▸ **Instructions for the task**:
From the entries below, please gather each line containing the string "downloads".

━━ Data for this task

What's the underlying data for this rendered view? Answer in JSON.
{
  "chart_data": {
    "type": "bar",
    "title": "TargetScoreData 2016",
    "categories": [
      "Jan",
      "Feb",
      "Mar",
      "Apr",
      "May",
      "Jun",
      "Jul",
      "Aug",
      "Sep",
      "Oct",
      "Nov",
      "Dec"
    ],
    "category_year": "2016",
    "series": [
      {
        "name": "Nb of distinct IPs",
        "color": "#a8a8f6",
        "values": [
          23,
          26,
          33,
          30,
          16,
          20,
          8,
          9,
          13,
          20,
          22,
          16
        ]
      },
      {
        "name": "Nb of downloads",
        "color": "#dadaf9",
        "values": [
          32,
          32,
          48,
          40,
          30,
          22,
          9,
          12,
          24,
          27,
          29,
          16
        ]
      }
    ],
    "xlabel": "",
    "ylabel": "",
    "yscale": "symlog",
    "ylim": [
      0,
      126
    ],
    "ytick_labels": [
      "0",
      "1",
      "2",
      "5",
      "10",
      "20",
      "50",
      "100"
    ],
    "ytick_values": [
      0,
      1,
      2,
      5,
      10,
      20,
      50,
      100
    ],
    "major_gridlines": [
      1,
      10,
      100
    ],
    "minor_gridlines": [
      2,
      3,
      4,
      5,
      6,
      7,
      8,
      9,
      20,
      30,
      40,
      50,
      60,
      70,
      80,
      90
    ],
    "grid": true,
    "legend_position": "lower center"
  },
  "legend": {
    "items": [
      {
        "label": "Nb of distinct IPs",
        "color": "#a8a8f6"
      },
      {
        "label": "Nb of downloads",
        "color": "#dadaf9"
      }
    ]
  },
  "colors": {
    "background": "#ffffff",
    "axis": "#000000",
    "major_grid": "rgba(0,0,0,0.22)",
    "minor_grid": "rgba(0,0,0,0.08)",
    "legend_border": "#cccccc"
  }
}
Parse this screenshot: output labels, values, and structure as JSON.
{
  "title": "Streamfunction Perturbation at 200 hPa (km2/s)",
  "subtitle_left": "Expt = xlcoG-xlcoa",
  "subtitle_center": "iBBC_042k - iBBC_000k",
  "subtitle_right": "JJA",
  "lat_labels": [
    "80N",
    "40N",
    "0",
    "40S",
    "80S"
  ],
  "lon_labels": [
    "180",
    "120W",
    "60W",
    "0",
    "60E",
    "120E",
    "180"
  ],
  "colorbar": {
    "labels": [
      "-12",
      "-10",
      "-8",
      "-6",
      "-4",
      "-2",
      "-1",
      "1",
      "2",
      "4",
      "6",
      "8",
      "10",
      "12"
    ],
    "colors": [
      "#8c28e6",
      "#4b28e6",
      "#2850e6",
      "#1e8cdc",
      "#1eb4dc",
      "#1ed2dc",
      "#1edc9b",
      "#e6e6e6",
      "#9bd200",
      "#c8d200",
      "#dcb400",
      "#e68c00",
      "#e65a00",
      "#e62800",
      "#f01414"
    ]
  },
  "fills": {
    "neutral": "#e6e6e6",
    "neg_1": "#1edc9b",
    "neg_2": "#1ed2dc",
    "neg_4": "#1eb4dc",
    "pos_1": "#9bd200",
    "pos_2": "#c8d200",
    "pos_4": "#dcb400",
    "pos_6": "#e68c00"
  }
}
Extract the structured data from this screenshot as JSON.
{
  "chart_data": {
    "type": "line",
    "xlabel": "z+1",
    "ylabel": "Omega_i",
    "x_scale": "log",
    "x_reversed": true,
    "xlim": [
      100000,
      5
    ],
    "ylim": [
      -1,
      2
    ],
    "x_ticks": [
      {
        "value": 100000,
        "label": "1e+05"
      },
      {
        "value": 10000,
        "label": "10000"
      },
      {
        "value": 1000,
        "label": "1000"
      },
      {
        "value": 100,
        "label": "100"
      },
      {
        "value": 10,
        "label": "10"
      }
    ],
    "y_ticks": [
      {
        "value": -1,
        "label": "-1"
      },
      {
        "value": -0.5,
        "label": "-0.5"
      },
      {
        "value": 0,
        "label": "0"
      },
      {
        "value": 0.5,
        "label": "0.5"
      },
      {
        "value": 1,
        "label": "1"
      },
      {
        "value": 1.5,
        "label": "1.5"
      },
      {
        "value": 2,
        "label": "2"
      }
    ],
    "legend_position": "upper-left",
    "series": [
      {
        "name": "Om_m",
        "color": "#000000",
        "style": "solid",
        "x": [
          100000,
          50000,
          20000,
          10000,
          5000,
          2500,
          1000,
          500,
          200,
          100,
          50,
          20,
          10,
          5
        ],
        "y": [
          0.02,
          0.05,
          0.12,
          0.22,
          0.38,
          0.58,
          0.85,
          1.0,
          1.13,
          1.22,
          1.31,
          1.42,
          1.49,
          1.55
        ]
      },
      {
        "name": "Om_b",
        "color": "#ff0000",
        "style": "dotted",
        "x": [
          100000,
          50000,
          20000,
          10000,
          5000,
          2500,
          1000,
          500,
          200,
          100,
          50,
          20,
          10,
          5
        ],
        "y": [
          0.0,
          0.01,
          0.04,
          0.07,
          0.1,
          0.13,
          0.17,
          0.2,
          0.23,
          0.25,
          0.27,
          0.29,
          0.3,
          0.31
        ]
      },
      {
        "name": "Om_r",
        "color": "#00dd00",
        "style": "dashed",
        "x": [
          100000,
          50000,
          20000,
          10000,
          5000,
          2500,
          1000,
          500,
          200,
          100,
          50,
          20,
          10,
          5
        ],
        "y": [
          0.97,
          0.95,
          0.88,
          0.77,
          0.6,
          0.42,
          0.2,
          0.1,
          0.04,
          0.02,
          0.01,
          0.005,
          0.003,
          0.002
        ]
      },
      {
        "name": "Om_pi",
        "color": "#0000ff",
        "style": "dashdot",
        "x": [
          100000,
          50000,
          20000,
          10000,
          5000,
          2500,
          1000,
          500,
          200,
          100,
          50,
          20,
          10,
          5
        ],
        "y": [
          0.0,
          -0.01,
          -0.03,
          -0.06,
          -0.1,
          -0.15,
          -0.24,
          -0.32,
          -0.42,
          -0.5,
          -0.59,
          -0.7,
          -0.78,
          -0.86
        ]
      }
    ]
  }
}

━━━━

▸ **Answer to this task**:
        "name": "Nb of downloads",
        "label": "Nb of downloads",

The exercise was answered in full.